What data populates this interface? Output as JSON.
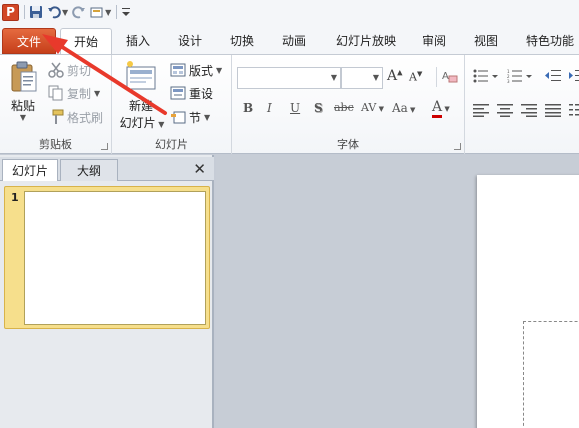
{
  "app": {
    "logo_letter": "P"
  },
  "quick_access": {
    "save_icon": "save-icon",
    "undo_icon": "undo-icon",
    "redo_icon": "redo-icon",
    "new_slide_icon": "new-slide-icon",
    "customize_icon": "customize-icon"
  },
  "tabs": [
    {
      "label": "文件"
    },
    {
      "label": "开始"
    },
    {
      "label": "插入"
    },
    {
      "label": "设计"
    },
    {
      "label": "切换"
    },
    {
      "label": "动画"
    },
    {
      "label": "幻灯片放映"
    },
    {
      "label": "审阅"
    },
    {
      "label": "视图"
    },
    {
      "label": "特色功能"
    }
  ],
  "ribbon": {
    "clipboard": {
      "label": "剪贴板",
      "paste": "粘贴",
      "cut": "剪切",
      "copy": "复制",
      "format_painter": "格式刷"
    },
    "slides": {
      "label": "幻灯片",
      "new_slide_top": "新建",
      "new_slide_bottom": "幻灯片",
      "layout": "版式",
      "reset": "重设",
      "section": "节"
    },
    "font": {
      "label": "字体",
      "bold": "B",
      "italic": "I",
      "underline": "U",
      "shadow": "S",
      "strike": "abc",
      "spacing": "AV",
      "case": "Aa",
      "color": "A",
      "grow": "A",
      "shrink": "A"
    }
  },
  "slide_panel": {
    "tab_slides": "幻灯片",
    "tab_outline": "大纲",
    "close": "✕",
    "thumbnail_number": "1"
  },
  "colors": {
    "file_tab": "#d24726",
    "arrow": "#e8392b",
    "selection": "#f6df8c"
  }
}
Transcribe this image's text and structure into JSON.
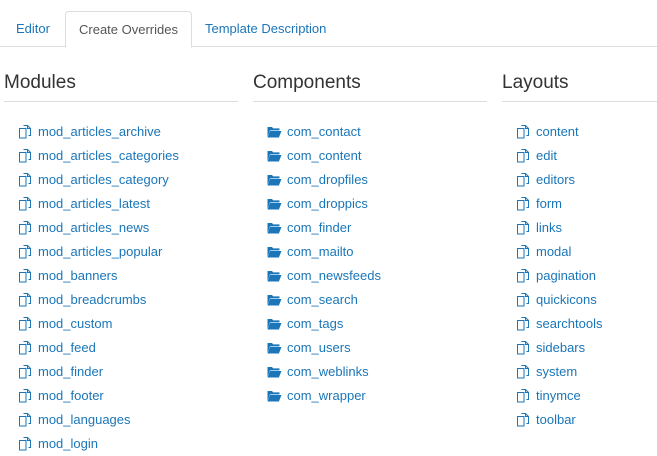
{
  "tabs": [
    {
      "label": "Editor",
      "active": false
    },
    {
      "label": "Create Overrides",
      "active": true
    },
    {
      "label": "Template Description",
      "active": false
    }
  ],
  "modules": {
    "title": "Modules",
    "icon": "file-copy-icon",
    "items": [
      "mod_articles_archive",
      "mod_articles_categories",
      "mod_articles_category",
      "mod_articles_latest",
      "mod_articles_news",
      "mod_articles_popular",
      "mod_banners",
      "mod_breadcrumbs",
      "mod_custom",
      "mod_feed",
      "mod_finder",
      "mod_footer",
      "mod_languages",
      "mod_login"
    ]
  },
  "components": {
    "title": "Components",
    "icon": "folder-open-icon",
    "items": [
      "com_contact",
      "com_content",
      "com_dropfiles",
      "com_droppics",
      "com_finder",
      "com_mailto",
      "com_newsfeeds",
      "com_search",
      "com_tags",
      "com_users",
      "com_weblinks",
      "com_wrapper"
    ]
  },
  "layouts": {
    "title": "Layouts",
    "icon": "file-copy-icon",
    "items": [
      "content",
      "edit",
      "editors",
      "form",
      "links",
      "modal",
      "pagination",
      "quickicons",
      "searchtools",
      "sidebars",
      "system",
      "tinymce",
      "toolbar"
    ]
  },
  "colors": {
    "link": "#1a76b8",
    "border": "#dddddd",
    "text": "#333333"
  }
}
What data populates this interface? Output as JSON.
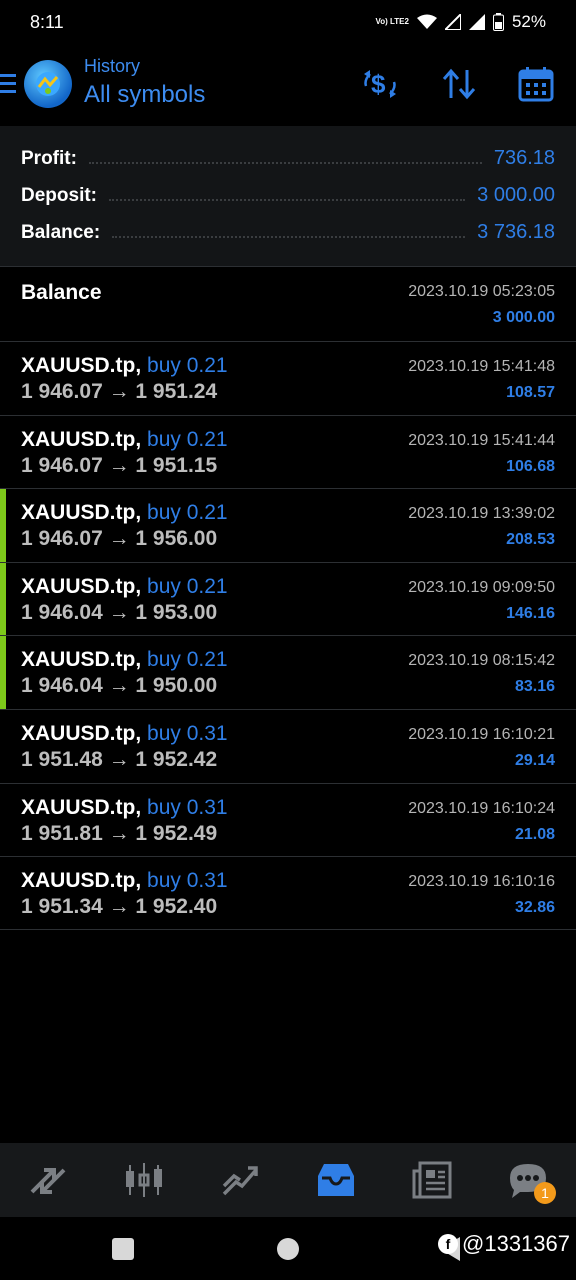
{
  "status_bar": {
    "time": "8:11",
    "network": "Vo) LTE2",
    "battery": "52%"
  },
  "header": {
    "subtitle": "History",
    "title": "All symbols"
  },
  "summary": [
    {
      "label": "Profit:",
      "value": "736.18"
    },
    {
      "label": "Deposit:",
      "value": "3 000.00"
    },
    {
      "label": "Balance:",
      "value": "3 736.18"
    }
  ],
  "balance_entry": {
    "label": "Balance",
    "datetime": "2023.10.19 05:23:05",
    "amount": "3 000.00"
  },
  "trades": [
    {
      "symbol": "XAUUSD.tp,",
      "side": "buy 0.21",
      "prices": "1 946.07 → 1 951.24",
      "datetime": "2023.10.19 15:41:48",
      "profit": "108.57",
      "highlight": false
    },
    {
      "symbol": "XAUUSD.tp,",
      "side": "buy 0.21",
      "prices": "1 946.07 → 1 951.15",
      "datetime": "2023.10.19 15:41:44",
      "profit": "106.68",
      "highlight": false
    },
    {
      "symbol": "XAUUSD.tp,",
      "side": "buy 0.21",
      "prices": "1 946.07 → 1 956.00",
      "datetime": "2023.10.19 13:39:02",
      "profit": "208.53",
      "highlight": true
    },
    {
      "symbol": "XAUUSD.tp,",
      "side": "buy 0.21",
      "prices": "1 946.04 → 1 953.00",
      "datetime": "2023.10.19 09:09:50",
      "profit": "146.16",
      "highlight": true
    },
    {
      "symbol": "XAUUSD.tp,",
      "side": "buy 0.21",
      "prices": "1 946.04 → 1 950.00",
      "datetime": "2023.10.19 08:15:42",
      "profit": "83.16",
      "highlight": true
    },
    {
      "symbol": "XAUUSD.tp,",
      "side": "buy 0.31",
      "prices": "1 951.48 → 1 952.42",
      "datetime": "2023.10.19 16:10:21",
      "profit": "29.14",
      "highlight": false
    },
    {
      "symbol": "XAUUSD.tp,",
      "side": "buy 0.31",
      "prices": "1 951.81 → 1 952.49",
      "datetime": "2023.10.19 16:10:24",
      "profit": "21.08",
      "highlight": false
    },
    {
      "symbol": "XAUUSD.tp,",
      "side": "buy 0.31",
      "prices": "1 951.34 → 1 952.40",
      "datetime": "2023.10.19 16:10:16",
      "profit": "32.86",
      "highlight": false
    }
  ],
  "bottom_nav": {
    "items": [
      "quotes-icon",
      "chart-icon",
      "trade-icon",
      "history-icon",
      "news-icon",
      "chat-icon"
    ],
    "active": "history-icon",
    "chat_badge": "1"
  },
  "watermark": "@1331367",
  "colors": {
    "accent": "#2f7ee6",
    "profit_bar": "#7dc91a",
    "badge": "#f39a1b"
  }
}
########
WHAT YOU WILL DO:
Repeat the records above verbatim, with no pictures in the result.

ANSWER TO THIS TASK:
What data populates this interface? Output as JSON.
{
  "app": {
    "logo_letter": "P"
  },
  "quick_access": {
    "save_icon": "save-icon",
    "undo_icon": "undo-icon",
    "redo_icon": "redo-icon",
    "new_slide_icon": "new-slide-icon",
    "customize_icon": "customize-icon"
  },
  "tabs": [
    {
      "label": "文件"
    },
    {
      "label": "开始"
    },
    {
      "label": "插入"
    },
    {
      "label": "设计"
    },
    {
      "label": "切换"
    },
    {
      "label": "动画"
    },
    {
      "label": "幻灯片放映"
    },
    {
      "label": "审阅"
    },
    {
      "label": "视图"
    },
    {
      "label": "特色功能"
    }
  ],
  "ribbon": {
    "clipboard": {
      "label": "剪贴板",
      "paste": "粘贴",
      "cut": "剪切",
      "copy": "复制",
      "format_painter": "格式刷"
    },
    "slides": {
      "label": "幻灯片",
      "new_slide_top": "新建",
      "new_slide_bottom": "幻灯片",
      "layout": "版式",
      "reset": "重设",
      "section": "节"
    },
    "font": {
      "label": "字体",
      "bold": "B",
      "italic": "I",
      "underline": "U",
      "shadow": "S",
      "strike": "abc",
      "spacing": "AV",
      "case": "Aa",
      "color": "A",
      "grow": "A",
      "shrink": "A"
    }
  },
  "slide_panel": {
    "tab_slides": "幻灯片",
    "tab_outline": "大纲",
    "close": "✕",
    "thumbnail_number": "1"
  },
  "colors": {
    "file_tab": "#d24726",
    "arrow": "#e8392b",
    "selection": "#f6df8c"
  }
}
Transcribe this image's text and structure into JSON.
{
  "tabs": [
    {
      "label": "Editor",
      "active": false
    },
    {
      "label": "Create Overrides",
      "active": true
    },
    {
      "label": "Template Description",
      "active": false
    }
  ],
  "modules": {
    "title": "Modules",
    "icon": "file-copy-icon",
    "items": [
      "mod_articles_archive",
      "mod_articles_categories",
      "mod_articles_category",
      "mod_articles_latest",
      "mod_articles_news",
      "mod_articles_popular",
      "mod_banners",
      "mod_breadcrumbs",
      "mod_custom",
      "mod_feed",
      "mod_finder",
      "mod_footer",
      "mod_languages",
      "mod_login"
    ]
  },
  "components": {
    "title": "Components",
    "icon": "folder-open-icon",
    "items": [
      "com_contact",
      "com_content",
      "com_dropfiles",
      "com_droppics",
      "com_finder",
      "com_mailto",
      "com_newsfeeds",
      "com_search",
      "com_tags",
      "com_users",
      "com_weblinks",
      "com_wrapper"
    ]
  },
  "layouts": {
    "title": "Layouts",
    "icon": "file-copy-icon",
    "items": [
      "content",
      "edit",
      "editors",
      "form",
      "links",
      "modal",
      "pagination",
      "quickicons",
      "searchtools",
      "sidebars",
      "system",
      "tinymce",
      "toolbar"
    ]
  },
  "colors": {
    "link": "#1a76b8",
    "border": "#dddddd",
    "text": "#333333"
  }
}
What data populates this interface? Output as JSON.
{
  "status_bar": {
    "time": "8:11",
    "network": "Vo) LTE2",
    "battery": "52%"
  },
  "header": {
    "subtitle": "History",
    "title": "All symbols"
  },
  "summary": [
    {
      "label": "Profit:",
      "value": "736.18"
    },
    {
      "label": "Deposit:",
      "value": "3 000.00"
    },
    {
      "label": "Balance:",
      "value": "3 736.18"
    }
  ],
  "balance_entry": {
    "label": "Balance",
    "datetime": "2023.10.19 05:23:05",
    "amount": "3 000.00"
  },
  "trades": [
    {
      "symbol": "XAUUSD.tp,",
      "side": "buy 0.21",
      "prices": "1 946.07 → 1 951.24",
      "datetime": "2023.10.19 15:41:48",
      "profit": "108.57",
      "highlight": false
    },
    {
      "symbol": "XAUUSD.tp,",
      "side": "buy 0.21",
      "prices": "1 946.07 → 1 951.15",
      "datetime": "2023.10.19 15:41:44",
      "profit": "106.68",
      "highlight": false
    },
    {
      "symbol": "XAUUSD.tp,",
      "side": "buy 0.21",
      "prices": "1 946.07 → 1 956.00",
      "datetime": "2023.10.19 13:39:02",
      "profit": "208.53",
      "highlight": true
    },
    {
      "symbol": "XAUUSD.tp,",
      "side": "buy 0.21",
      "prices": "1 946.04 → 1 953.00",
      "datetime": "2023.10.19 09:09:50",
      "profit": "146.16",
      "highlight": true
    },
    {
      "symbol": "XAUUSD.tp,",
      "side": "buy 0.21",
      "prices": "1 946.04 → 1 950.00",
      "datetime": "2023.10.19 08:15:42",
      "profit": "83.16",
      "highlight": true
    },
    {
      "symbol": "XAUUSD.tp,",
      "side": "buy 0.31",
      "prices": "1 951.48 → 1 952.42",
      "datetime": "2023.10.19 16:10:21",
      "profit": "29.14",
      "highlight": false
    },
    {
      "symbol": "XAUUSD.tp,",
      "side": "buy 0.31",
      "prices": "1 951.81 → 1 952.49",
      "datetime": "2023.10.19 16:10:24",
      "profit": "21.08",
      "highlight": false
    },
    {
      "symbol": "XAUUSD.tp,",
      "side": "buy 0.31",
      "prices": "1 951.34 → 1 952.40",
      "datetime": "2023.10.19 16:10:16",
      "profit": "32.86",
      "highlight": false
    }
  ],
  "bottom_nav": {
    "items": [
      "quotes-icon",
      "chart-icon",
      "trade-icon",
      "history-icon",
      "news-icon",
      "chat-icon"
    ],
    "active": "history-icon",
    "chat_badge": "1"
  },
  "watermark": "@1331367",
  "colors": {
    "accent": "#2f7ee6",
    "profit_bar": "#7dc91a",
    "badge": "#f39a1b"
  }
}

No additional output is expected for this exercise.